Work to do: In the lines from the one holding "x-tick-label: 2014 (208, 276, 234, 288)" through the one holding "data-label: 124,2 (350, 76, 378, 88)", inclusive, rename "data-label" to "value-label" and leave everything else unchanged. Return only those lines.

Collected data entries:
--- START ---

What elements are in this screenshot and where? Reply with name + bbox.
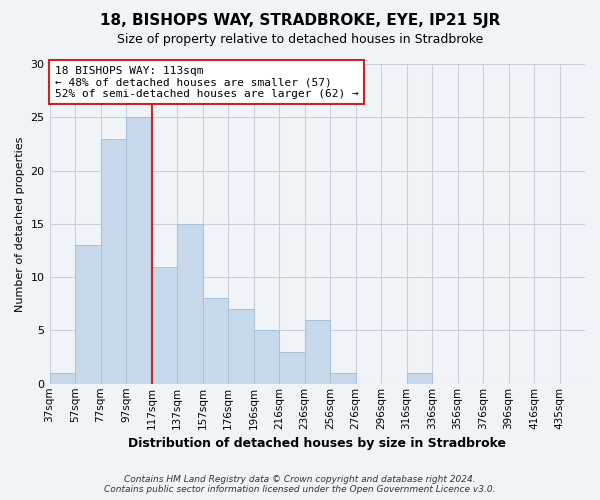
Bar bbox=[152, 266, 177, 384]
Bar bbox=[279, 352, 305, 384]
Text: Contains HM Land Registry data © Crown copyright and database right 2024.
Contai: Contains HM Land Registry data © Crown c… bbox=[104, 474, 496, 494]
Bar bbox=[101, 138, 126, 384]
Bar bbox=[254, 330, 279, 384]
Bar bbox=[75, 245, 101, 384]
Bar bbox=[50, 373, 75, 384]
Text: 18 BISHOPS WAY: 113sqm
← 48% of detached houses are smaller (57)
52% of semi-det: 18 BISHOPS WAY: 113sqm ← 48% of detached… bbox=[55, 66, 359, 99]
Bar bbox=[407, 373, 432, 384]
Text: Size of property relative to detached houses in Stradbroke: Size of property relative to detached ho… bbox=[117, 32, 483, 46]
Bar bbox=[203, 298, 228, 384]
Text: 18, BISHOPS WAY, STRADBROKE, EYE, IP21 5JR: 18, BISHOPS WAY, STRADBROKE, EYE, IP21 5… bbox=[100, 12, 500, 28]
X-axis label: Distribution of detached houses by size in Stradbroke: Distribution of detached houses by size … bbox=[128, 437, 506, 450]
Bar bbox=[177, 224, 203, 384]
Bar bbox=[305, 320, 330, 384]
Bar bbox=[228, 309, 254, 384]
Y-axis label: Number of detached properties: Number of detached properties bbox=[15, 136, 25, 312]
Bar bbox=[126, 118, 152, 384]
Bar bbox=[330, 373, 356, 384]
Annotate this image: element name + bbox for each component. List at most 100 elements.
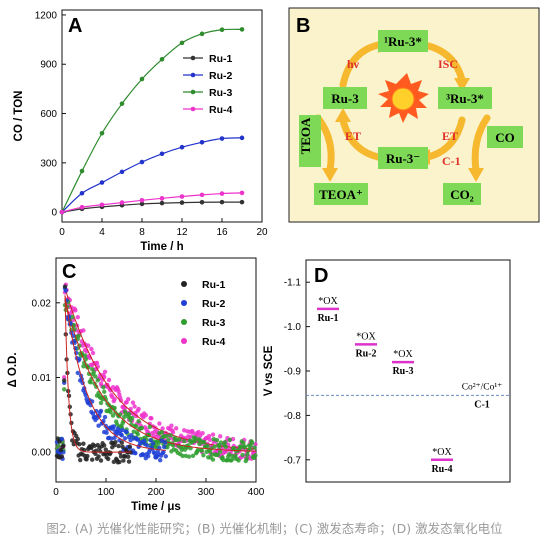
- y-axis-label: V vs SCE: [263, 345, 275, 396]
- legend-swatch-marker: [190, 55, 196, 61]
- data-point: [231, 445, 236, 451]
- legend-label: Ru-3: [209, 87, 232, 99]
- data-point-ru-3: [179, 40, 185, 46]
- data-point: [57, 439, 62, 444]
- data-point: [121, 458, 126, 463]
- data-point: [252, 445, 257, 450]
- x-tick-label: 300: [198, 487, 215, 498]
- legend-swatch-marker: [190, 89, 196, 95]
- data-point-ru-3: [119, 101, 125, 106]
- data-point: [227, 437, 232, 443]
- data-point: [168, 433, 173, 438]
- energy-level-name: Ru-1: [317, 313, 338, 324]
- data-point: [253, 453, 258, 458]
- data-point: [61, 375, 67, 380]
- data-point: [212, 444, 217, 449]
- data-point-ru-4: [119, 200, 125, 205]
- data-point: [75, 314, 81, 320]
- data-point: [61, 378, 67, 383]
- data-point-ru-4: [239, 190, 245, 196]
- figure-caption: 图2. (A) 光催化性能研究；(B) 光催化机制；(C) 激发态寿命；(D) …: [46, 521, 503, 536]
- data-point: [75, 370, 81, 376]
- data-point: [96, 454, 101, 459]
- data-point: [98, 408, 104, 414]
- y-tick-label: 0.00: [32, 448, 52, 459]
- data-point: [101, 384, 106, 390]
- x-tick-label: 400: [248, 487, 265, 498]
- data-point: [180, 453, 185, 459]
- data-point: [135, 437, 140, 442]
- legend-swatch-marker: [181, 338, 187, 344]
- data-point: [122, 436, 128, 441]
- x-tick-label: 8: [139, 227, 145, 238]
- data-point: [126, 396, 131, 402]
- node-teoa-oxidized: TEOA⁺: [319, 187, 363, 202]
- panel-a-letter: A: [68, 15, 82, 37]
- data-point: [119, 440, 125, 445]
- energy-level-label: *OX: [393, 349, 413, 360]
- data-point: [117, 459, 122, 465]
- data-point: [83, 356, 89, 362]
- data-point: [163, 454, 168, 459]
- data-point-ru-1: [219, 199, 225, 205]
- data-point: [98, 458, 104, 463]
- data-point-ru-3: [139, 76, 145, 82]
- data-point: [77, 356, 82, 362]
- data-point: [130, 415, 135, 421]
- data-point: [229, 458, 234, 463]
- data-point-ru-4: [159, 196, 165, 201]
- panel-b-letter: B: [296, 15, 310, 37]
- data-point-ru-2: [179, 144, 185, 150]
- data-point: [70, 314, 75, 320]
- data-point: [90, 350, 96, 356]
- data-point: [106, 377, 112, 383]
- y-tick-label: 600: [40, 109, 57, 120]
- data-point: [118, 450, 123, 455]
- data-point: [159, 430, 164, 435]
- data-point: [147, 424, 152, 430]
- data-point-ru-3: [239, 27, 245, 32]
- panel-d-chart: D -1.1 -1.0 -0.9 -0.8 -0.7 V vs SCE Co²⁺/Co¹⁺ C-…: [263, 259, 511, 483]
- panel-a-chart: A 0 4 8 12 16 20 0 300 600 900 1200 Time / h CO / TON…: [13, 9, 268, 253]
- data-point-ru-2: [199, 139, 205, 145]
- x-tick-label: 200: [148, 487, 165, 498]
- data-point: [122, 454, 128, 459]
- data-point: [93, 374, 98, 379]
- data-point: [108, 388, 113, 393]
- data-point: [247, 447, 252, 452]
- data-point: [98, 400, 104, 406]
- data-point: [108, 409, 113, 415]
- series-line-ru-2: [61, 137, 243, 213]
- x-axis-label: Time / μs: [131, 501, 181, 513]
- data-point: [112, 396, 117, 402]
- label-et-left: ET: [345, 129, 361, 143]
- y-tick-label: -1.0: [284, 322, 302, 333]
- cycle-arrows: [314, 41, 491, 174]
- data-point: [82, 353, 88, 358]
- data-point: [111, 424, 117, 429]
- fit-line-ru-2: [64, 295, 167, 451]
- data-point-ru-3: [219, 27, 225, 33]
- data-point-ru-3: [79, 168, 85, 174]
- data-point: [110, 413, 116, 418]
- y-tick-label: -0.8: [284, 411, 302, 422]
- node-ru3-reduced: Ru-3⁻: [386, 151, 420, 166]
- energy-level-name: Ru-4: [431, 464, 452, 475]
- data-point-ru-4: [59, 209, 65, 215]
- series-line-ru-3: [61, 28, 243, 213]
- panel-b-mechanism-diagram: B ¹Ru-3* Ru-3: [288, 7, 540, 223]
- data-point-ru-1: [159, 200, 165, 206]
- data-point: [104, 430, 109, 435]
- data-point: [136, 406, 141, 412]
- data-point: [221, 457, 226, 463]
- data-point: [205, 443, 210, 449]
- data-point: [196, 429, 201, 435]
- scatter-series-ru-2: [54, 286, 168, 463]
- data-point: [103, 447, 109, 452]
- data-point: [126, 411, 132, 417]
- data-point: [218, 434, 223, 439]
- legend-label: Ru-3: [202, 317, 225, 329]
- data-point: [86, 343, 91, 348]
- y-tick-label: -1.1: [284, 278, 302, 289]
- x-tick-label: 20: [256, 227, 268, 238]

--- END ---
--- START ---

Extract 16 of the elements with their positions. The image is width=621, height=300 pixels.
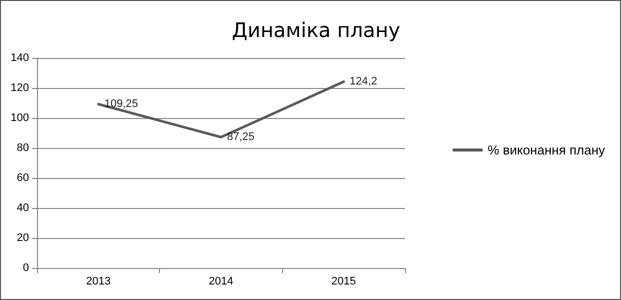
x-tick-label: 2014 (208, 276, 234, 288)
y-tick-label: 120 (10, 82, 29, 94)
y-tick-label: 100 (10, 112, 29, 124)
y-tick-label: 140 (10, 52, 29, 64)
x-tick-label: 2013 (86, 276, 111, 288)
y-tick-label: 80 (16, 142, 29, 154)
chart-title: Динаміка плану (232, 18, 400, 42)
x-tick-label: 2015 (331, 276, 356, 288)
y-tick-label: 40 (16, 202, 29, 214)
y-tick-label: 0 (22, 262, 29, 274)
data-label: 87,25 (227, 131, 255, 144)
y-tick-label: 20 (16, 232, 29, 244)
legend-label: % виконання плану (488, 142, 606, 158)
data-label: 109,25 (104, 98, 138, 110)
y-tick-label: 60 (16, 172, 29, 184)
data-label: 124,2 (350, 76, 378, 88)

--- END ---

Complete response:
x-tick-label: 2014 (208, 276, 234, 288)
y-tick-label: 120 (10, 82, 29, 94)
y-tick-label: 100 (10, 112, 29, 124)
y-tick-label: 140 (10, 52, 29, 64)
x-tick-label: 2013 (86, 276, 111, 288)
y-tick-label: 80 (16, 142, 29, 154)
chart-title: Динаміка плану (232, 18, 400, 42)
x-tick-label: 2015 (331, 276, 356, 288)
y-tick-label: 40 (16, 202, 29, 214)
y-tick-label: 0 (22, 262, 29, 274)
value-label: 87,25 (227, 131, 255, 144)
y-tick-label: 20 (16, 232, 29, 244)
legend-label: % виконання плану (488, 142, 606, 158)
value-label: 109,25 (104, 98, 138, 110)
y-tick-label: 60 (16, 172, 29, 184)
value-label: 124,2 (350, 76, 378, 88)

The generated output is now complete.